DIRECTIVE -> Your answer should be a single number: the count of lines that include "Lillian".

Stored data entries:
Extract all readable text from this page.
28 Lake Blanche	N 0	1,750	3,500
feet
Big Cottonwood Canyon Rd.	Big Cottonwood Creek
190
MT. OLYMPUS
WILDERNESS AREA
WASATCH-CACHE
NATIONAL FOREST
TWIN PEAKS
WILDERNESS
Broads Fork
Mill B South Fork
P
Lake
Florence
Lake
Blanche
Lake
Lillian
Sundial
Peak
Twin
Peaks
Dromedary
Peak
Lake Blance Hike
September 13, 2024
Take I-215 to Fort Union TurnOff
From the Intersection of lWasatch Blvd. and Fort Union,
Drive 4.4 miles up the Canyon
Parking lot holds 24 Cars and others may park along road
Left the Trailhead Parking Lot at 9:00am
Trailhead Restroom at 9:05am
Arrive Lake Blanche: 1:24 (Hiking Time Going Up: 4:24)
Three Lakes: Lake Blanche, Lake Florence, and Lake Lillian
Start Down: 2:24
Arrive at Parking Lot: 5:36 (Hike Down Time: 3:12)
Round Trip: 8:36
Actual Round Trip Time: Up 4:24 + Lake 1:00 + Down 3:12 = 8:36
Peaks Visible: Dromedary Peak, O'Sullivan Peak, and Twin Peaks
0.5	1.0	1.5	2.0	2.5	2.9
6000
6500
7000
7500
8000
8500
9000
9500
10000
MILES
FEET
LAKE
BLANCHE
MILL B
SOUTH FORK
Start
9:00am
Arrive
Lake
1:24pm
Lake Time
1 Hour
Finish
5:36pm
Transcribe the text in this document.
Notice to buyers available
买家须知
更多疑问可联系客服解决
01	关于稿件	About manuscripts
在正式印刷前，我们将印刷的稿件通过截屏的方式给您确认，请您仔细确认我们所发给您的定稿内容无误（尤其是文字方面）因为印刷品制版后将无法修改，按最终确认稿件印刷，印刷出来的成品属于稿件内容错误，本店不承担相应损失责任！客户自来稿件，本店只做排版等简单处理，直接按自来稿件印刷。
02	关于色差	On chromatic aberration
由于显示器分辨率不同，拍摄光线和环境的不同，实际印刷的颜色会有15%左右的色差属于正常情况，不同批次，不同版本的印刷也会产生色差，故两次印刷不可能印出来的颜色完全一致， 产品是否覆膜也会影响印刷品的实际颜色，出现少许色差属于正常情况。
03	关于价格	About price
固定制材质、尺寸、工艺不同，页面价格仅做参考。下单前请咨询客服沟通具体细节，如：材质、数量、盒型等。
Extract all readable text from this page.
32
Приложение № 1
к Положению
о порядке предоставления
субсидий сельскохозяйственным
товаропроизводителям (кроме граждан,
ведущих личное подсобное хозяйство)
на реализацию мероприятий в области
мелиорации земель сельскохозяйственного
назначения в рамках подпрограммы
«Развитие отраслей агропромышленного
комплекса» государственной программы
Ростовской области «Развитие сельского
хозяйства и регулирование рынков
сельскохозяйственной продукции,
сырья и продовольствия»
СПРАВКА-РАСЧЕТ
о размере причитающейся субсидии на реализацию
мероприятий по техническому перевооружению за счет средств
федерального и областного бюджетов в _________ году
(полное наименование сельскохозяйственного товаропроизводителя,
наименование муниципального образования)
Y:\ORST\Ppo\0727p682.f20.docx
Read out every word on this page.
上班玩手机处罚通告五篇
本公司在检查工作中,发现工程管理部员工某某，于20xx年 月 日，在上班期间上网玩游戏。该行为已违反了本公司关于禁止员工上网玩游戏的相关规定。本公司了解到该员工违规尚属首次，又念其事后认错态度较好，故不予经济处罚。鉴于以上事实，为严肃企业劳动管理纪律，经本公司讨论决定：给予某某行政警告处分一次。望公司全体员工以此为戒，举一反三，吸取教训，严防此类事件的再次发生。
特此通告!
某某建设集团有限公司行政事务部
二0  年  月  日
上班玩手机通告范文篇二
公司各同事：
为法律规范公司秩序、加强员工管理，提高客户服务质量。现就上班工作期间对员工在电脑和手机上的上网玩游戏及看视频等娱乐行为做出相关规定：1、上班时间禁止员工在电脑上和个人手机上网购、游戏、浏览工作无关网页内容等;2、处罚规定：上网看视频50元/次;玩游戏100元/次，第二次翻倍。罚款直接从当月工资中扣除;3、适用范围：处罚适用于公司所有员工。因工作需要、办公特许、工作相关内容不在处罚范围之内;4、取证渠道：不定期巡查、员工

COMPLETE OUTPUT -> 2